**The problem:**
Quote, verbatim, all material below, without pictures.

**Supplied records:**

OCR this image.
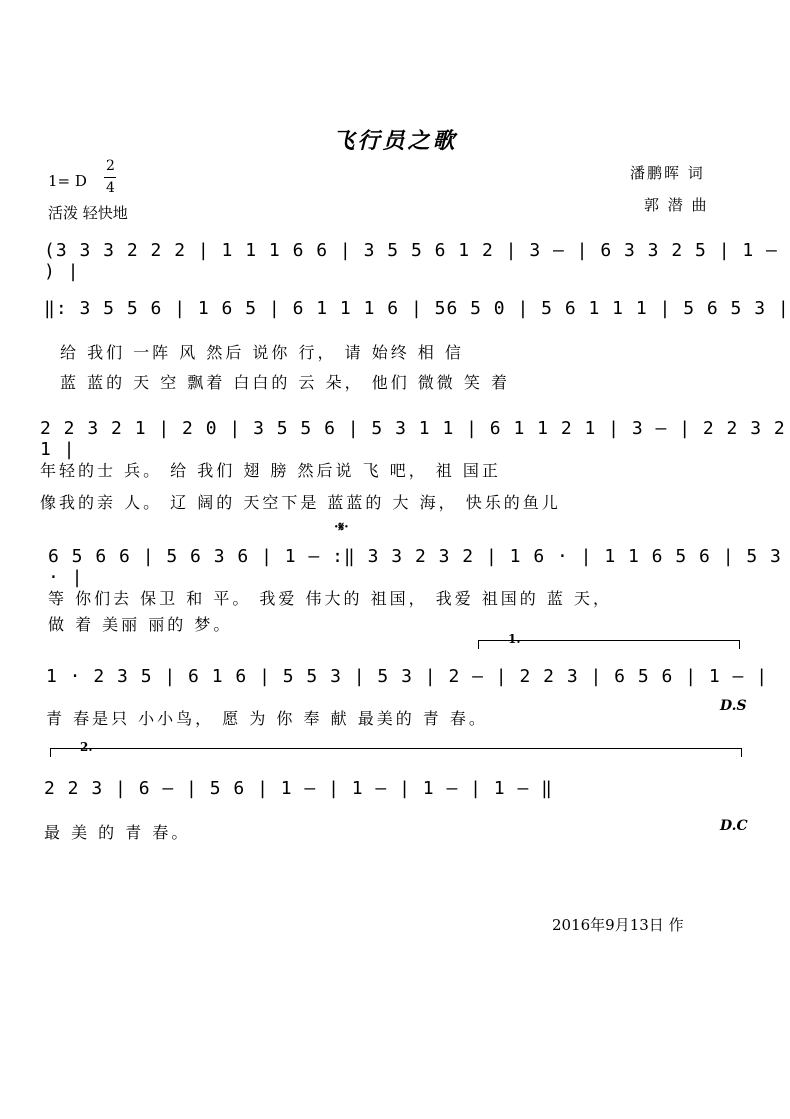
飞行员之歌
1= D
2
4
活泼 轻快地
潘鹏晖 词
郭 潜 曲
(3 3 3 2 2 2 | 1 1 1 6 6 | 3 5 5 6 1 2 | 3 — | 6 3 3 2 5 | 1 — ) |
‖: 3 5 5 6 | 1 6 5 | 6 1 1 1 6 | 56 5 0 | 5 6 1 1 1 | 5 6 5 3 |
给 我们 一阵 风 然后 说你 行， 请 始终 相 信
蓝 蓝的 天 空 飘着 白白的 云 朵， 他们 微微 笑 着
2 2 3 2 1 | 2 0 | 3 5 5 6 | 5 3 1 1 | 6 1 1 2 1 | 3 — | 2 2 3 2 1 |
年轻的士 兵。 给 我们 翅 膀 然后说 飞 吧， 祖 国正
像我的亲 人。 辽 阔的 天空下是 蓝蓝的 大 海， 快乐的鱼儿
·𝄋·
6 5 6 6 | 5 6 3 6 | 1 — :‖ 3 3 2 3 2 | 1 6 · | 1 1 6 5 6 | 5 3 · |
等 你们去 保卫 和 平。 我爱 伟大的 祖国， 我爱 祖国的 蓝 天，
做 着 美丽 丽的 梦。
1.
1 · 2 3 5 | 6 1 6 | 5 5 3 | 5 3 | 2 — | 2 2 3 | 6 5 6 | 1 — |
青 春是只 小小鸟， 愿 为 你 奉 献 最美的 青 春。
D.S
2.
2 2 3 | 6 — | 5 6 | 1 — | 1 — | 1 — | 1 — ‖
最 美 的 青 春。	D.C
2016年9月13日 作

**Full output:**
OCR this image.
飞行员之歌
1= D
2
4
活泼 轻快地
潘鹏晖 词
郭 潜 曲
(3 3 3 2 2 2 | 1 1 1 6 6 | 3 5 5 6 1 2 | 3 — | 6 3 3 2 5 | 1 — ) |
‖: 3 5 5 6 | 1 6 5 | 6 1 1 1 6 | 56 5 0 | 5 6 1 1 1 | 5 6 5 3 |
给 我们 一阵 风 然后 说你 行， 请 始终 相 信
蓝 蓝的 天 空 飘着 白白的 云 朵， 他们 微微 笑 着
2 2 3 2 1 | 2 0 | 3 5 5 6 | 5 3 1 1 | 6 1 1 2 1 | 3 — | 2 2 3 2 1 |
年轻的士 兵。 给 我们 翅 膀 然后说 飞 吧， 祖 国正
像我的亲 人。 辽 阔的 天空下是 蓝蓝的 大 海， 快乐的鱼儿
·𝄋·
6 5 6 6 | 5 6 3 6 | 1 — :‖ 3 3 2 3 2 | 1 6 · | 1 1 6 5 6 | 5 3 · |
等 你们去 保卫 和 平。 我爱 伟大的 祖国， 我爱 祖国的 蓝 天，
做 着 美丽 丽的 梦。
1.
1 · 2 3 5 | 6 1 6 | 5 5 3 | 5 3 | 2 — | 2 2 3 | 6 5 6 | 1 — |
青 春是只 小小鸟， 愿 为 你 奉 献 最美的 青 春。
D.S
2.
2 2 3 | 6 — | 5 6 | 1 — | 1 — | 1 — | 1 — ‖
最 美 的 青 春。	D.C
2016年9月13日 作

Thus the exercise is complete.